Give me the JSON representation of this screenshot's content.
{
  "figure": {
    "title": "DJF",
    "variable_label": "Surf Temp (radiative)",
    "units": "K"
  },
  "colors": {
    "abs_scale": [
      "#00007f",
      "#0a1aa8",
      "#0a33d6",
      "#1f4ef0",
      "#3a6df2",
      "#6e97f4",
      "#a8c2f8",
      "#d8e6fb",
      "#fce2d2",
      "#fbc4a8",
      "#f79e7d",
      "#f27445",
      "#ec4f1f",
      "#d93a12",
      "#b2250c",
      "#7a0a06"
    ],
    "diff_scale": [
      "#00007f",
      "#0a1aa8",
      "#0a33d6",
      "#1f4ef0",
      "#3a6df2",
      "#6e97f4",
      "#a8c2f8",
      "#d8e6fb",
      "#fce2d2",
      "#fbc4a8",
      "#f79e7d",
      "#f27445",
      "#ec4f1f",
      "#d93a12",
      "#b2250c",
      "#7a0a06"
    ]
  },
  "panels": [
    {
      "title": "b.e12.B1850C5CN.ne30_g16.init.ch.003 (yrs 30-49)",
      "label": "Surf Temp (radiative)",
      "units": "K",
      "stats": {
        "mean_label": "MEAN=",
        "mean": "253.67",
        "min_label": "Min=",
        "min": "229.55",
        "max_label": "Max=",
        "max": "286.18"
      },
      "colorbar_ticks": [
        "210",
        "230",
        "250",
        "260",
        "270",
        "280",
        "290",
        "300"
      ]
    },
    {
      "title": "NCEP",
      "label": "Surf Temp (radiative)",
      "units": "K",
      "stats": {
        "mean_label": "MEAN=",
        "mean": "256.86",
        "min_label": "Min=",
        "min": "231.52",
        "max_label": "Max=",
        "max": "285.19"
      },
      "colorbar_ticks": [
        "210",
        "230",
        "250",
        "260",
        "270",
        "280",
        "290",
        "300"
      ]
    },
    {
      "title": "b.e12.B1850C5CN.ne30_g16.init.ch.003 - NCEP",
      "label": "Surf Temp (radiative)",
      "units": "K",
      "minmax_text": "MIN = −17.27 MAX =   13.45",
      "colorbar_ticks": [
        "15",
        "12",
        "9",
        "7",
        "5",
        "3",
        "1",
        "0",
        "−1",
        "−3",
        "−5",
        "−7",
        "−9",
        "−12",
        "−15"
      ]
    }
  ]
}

___

Given task >>
Your task is to give the records above again, exactly.

Solution to this exercise >>
Give me the JSON representation of this screenshot's content.
{
  "figure": {
    "title": "DJF",
    "variable_label": "Surf Temp (radiative)",
    "units": "K"
  },
  "colors": {
    "abs_scale": [
      "#00007f",
      "#0a1aa8",
      "#0a33d6",
      "#1f4ef0",
      "#3a6df2",
      "#6e97f4",
      "#a8c2f8",
      "#d8e6fb",
      "#fce2d2",
      "#fbc4a8",
      "#f79e7d",
      "#f27445",
      "#ec4f1f",
      "#d93a12",
      "#b2250c",
      "#7a0a06"
    ],
    "diff_scale": [
      "#00007f",
      "#0a1aa8",
      "#0a33d6",
      "#1f4ef0",
      "#3a6df2",
      "#6e97f4",
      "#a8c2f8",
      "#d8e6fb",
      "#fce2d2",
      "#fbc4a8",
      "#f79e7d",
      "#f27445",
      "#ec4f1f",
      "#d93a12",
      "#b2250c",
      "#7a0a06"
    ]
  },
  "panels": [
    {
      "title": "b.e12.B1850C5CN.ne30_g16.init.ch.003 (yrs 30-49)",
      "label": "Surf Temp (radiative)",
      "units": "K",
      "stats": {
        "mean_label": "MEAN=",
        "mean": "253.67",
        "min_label": "Min=",
        "min": "229.55",
        "max_label": "Max=",
        "max": "286.18"
      },
      "colorbar_ticks": [
        "210",
        "230",
        "250",
        "260",
        "270",
        "280",
        "290",
        "300"
      ]
    },
    {
      "title": "NCEP",
      "label": "Surf Temp (radiative)",
      "units": "K",
      "stats": {
        "mean_label": "MEAN=",
        "mean": "256.86",
        "min_label": "Min=",
        "min": "231.52",
        "max_label": "Max=",
        "max": "285.19"
      },
      "colorbar_ticks": [
        "210",
        "230",
        "250",
        "260",
        "270",
        "280",
        "290",
        "300"
      ]
    },
    {
      "title": "b.e12.B1850C5CN.ne30_g16.init.ch.003 - NCEP",
      "label": "Surf Temp (radiative)",
      "units": "K",
      "minmax_text": "MIN = −17.27 MAX =   13.45",
      "colorbar_ticks": [
        "15",
        "12",
        "9",
        "7",
        "5",
        "3",
        "1",
        "0",
        "−1",
        "−3",
        "−5",
        "−7",
        "−9",
        "−12",
        "−15"
      ]
    }
  ]
}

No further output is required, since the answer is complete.